* INSTRUCTIONS TO FOLLOW: Report how many lines below contain the word "połączonego", and give only that number.

* RECORD EXTRACTS:
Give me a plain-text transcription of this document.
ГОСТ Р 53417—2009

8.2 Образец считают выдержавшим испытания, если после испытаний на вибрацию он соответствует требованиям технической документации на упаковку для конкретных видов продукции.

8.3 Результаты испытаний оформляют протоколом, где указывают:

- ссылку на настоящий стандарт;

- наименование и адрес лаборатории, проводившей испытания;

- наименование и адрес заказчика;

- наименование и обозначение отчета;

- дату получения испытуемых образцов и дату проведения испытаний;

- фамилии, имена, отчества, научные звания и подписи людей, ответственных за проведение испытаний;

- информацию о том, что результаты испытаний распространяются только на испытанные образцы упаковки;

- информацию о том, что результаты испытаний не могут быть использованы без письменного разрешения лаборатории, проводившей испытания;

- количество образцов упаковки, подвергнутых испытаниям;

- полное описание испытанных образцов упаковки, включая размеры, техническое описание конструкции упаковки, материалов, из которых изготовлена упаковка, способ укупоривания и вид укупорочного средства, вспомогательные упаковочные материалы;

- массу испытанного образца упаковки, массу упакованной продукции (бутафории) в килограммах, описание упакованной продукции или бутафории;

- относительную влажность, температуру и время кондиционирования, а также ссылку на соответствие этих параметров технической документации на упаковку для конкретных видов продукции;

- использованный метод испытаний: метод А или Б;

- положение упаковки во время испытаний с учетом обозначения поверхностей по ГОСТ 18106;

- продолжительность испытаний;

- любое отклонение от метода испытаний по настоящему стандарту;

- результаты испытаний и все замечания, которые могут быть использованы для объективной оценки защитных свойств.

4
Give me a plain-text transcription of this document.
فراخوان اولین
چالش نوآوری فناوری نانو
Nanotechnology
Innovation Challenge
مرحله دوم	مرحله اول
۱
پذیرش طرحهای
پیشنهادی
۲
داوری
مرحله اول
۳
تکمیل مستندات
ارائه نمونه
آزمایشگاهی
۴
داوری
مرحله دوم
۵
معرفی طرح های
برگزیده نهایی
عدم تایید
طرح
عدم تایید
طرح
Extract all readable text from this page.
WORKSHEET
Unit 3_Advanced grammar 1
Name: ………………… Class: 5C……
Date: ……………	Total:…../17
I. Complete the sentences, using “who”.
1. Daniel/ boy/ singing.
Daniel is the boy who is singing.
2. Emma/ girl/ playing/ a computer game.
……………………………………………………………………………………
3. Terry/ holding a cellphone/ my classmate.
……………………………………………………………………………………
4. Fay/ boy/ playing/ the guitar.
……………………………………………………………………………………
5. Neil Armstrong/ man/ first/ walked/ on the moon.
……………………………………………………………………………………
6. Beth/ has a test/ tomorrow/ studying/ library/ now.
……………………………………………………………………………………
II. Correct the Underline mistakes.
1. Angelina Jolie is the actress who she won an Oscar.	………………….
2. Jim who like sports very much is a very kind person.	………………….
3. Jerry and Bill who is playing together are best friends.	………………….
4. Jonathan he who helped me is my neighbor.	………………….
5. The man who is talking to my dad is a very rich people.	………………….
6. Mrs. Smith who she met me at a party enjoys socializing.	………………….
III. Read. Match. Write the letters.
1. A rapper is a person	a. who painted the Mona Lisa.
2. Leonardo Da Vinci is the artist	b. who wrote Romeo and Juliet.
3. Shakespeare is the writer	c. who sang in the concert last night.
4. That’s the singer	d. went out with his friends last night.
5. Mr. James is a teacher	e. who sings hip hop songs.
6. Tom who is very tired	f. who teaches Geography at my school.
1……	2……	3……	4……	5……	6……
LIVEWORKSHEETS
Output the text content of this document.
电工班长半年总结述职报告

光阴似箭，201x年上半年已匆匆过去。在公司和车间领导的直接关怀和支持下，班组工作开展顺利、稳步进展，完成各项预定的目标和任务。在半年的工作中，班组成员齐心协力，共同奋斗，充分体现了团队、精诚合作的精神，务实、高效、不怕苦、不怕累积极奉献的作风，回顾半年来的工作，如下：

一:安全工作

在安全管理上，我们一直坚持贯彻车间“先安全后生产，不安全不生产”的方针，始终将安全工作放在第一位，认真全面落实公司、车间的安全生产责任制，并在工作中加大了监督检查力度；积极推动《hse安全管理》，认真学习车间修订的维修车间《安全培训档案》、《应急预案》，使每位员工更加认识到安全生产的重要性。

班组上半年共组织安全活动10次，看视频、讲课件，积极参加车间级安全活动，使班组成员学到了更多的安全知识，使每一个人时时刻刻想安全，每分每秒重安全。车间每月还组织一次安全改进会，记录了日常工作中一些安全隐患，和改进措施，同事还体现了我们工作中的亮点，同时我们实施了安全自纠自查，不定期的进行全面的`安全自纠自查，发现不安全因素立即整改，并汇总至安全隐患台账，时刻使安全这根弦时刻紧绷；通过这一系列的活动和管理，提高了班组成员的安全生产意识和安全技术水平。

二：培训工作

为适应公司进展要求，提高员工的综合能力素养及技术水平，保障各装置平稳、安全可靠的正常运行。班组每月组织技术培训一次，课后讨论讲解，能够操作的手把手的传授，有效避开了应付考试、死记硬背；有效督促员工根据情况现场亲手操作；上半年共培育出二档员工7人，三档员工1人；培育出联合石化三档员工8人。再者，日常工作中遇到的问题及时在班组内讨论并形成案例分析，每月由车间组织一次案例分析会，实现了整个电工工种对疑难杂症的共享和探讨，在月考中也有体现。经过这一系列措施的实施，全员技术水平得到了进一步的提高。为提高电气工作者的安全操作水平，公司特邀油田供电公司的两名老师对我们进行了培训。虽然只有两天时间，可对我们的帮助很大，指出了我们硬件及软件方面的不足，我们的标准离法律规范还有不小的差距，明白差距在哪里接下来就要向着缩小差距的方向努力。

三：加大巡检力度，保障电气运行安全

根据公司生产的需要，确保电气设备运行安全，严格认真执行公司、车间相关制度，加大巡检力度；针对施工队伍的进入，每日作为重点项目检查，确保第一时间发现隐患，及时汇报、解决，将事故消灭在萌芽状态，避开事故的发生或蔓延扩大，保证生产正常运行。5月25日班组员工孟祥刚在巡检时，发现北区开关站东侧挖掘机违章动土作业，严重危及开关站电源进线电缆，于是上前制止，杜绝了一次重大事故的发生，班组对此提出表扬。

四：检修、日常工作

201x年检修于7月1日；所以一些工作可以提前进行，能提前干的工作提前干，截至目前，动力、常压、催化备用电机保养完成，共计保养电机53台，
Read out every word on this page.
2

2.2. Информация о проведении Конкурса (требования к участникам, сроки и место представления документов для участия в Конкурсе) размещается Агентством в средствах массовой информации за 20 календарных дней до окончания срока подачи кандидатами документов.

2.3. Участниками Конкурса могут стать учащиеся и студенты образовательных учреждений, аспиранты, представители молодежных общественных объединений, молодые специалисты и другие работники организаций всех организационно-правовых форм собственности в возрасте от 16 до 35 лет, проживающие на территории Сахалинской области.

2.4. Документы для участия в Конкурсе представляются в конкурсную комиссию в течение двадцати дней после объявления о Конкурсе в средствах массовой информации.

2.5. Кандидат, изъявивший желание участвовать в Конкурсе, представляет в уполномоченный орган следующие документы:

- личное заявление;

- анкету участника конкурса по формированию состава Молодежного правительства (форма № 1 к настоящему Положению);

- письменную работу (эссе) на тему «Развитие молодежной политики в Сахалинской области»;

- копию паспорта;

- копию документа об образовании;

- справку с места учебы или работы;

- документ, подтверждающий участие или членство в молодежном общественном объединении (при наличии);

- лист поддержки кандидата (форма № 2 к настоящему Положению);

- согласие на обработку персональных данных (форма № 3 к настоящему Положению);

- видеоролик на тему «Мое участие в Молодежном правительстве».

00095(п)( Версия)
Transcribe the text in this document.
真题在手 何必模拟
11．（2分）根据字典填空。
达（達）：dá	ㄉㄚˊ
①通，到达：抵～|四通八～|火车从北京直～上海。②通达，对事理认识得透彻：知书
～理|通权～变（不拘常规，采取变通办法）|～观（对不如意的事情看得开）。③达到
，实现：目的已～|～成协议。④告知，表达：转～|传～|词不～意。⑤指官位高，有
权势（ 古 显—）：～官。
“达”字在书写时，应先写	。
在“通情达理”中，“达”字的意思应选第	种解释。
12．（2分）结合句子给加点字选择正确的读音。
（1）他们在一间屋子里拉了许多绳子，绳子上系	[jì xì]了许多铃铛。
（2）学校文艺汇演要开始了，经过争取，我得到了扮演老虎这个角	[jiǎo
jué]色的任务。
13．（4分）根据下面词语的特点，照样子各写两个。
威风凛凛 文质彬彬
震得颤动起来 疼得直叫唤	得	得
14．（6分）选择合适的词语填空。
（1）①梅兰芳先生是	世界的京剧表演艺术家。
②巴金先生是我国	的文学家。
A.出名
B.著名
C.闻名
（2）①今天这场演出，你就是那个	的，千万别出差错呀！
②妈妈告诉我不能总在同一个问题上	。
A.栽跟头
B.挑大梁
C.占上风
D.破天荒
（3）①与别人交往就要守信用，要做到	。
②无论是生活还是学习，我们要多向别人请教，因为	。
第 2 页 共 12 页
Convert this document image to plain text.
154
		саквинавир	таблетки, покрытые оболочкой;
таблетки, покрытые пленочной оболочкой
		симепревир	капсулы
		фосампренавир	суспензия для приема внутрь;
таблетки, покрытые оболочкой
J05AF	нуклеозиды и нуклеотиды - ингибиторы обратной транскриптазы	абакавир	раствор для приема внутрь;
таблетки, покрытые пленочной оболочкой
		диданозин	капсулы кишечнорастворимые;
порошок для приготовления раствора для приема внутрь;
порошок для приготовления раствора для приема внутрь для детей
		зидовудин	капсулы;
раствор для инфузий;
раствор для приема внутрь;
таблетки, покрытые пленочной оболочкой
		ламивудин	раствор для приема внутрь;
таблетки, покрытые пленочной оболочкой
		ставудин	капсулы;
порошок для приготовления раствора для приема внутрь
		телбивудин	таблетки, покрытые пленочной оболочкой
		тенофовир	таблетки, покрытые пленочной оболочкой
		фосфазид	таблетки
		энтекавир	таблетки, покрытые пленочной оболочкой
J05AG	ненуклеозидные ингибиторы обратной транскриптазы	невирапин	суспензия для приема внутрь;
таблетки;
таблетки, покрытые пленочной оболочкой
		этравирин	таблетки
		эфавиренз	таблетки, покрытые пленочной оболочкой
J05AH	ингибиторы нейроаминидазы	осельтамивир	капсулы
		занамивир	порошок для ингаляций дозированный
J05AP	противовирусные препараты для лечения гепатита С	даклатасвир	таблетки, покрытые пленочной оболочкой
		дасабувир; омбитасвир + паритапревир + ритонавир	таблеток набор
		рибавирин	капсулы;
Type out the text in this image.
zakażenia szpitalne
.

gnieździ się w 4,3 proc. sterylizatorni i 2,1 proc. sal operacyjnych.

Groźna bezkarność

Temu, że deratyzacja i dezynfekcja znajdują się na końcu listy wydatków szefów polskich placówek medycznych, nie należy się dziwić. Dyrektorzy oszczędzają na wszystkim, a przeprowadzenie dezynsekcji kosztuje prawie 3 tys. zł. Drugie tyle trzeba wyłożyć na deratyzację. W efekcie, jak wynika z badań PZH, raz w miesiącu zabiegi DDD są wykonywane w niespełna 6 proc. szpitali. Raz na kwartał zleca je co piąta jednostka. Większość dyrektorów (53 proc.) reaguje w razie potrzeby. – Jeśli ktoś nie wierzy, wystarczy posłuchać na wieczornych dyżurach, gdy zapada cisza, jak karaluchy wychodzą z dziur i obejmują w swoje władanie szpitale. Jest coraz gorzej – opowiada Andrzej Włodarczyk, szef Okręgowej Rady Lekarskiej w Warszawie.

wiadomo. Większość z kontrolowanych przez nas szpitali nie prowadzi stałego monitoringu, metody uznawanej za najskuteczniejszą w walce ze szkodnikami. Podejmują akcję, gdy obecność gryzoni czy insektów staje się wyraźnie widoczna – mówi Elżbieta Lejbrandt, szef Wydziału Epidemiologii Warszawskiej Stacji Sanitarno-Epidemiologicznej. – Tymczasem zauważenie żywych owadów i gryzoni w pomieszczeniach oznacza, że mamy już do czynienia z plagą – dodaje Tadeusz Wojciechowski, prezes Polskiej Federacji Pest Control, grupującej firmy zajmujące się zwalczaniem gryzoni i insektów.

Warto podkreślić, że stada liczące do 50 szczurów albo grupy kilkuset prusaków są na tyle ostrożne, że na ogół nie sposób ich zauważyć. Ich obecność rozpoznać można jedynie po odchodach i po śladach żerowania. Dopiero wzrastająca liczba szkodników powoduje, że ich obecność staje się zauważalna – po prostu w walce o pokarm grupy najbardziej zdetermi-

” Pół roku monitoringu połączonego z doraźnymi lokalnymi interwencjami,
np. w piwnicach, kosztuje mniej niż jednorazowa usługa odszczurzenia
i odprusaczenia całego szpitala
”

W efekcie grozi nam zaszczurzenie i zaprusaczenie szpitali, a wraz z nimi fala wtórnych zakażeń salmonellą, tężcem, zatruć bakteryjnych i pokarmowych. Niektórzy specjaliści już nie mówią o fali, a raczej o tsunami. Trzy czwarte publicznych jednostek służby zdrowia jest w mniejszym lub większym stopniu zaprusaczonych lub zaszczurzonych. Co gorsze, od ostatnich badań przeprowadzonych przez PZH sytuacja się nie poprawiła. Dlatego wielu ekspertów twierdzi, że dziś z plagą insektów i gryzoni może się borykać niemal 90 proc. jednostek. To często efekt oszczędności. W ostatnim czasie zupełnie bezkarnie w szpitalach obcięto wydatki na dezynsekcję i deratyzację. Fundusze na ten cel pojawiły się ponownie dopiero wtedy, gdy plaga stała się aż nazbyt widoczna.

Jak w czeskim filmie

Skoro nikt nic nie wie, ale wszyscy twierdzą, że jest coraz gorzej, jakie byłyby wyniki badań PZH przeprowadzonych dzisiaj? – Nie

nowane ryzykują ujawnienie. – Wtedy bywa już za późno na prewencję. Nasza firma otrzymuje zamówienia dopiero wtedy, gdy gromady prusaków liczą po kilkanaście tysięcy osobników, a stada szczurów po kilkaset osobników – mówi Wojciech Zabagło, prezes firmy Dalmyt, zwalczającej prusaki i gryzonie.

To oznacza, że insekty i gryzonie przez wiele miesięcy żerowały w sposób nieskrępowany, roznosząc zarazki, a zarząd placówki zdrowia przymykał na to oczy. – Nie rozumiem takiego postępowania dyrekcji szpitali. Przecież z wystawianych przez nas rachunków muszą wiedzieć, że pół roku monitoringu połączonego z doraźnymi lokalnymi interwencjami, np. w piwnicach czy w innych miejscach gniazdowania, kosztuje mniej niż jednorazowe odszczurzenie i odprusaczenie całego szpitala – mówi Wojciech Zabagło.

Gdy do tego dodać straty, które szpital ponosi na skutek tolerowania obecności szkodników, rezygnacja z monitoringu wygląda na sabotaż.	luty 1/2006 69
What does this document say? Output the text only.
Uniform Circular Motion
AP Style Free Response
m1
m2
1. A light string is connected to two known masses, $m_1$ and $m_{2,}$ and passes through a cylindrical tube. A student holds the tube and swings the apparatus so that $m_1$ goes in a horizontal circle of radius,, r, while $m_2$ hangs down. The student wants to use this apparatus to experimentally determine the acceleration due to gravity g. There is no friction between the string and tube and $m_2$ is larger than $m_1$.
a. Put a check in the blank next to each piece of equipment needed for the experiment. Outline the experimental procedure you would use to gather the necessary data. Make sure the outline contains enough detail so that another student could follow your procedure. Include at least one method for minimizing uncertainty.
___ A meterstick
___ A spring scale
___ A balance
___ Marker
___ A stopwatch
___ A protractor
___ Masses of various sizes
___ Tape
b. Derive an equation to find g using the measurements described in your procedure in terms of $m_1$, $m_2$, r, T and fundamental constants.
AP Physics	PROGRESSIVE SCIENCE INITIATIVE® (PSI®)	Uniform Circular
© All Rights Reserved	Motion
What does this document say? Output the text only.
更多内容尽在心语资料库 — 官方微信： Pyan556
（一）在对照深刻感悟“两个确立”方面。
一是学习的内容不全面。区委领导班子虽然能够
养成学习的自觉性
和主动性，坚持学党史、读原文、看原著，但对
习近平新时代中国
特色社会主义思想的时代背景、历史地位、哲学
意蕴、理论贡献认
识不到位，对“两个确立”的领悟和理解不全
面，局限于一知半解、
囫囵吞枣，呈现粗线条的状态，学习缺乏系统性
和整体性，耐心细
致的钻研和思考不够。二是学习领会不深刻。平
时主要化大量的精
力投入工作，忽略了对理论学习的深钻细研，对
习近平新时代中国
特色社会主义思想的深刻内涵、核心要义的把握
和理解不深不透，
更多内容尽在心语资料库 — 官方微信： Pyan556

* RESPONSE TO THIS EXERCISE: 2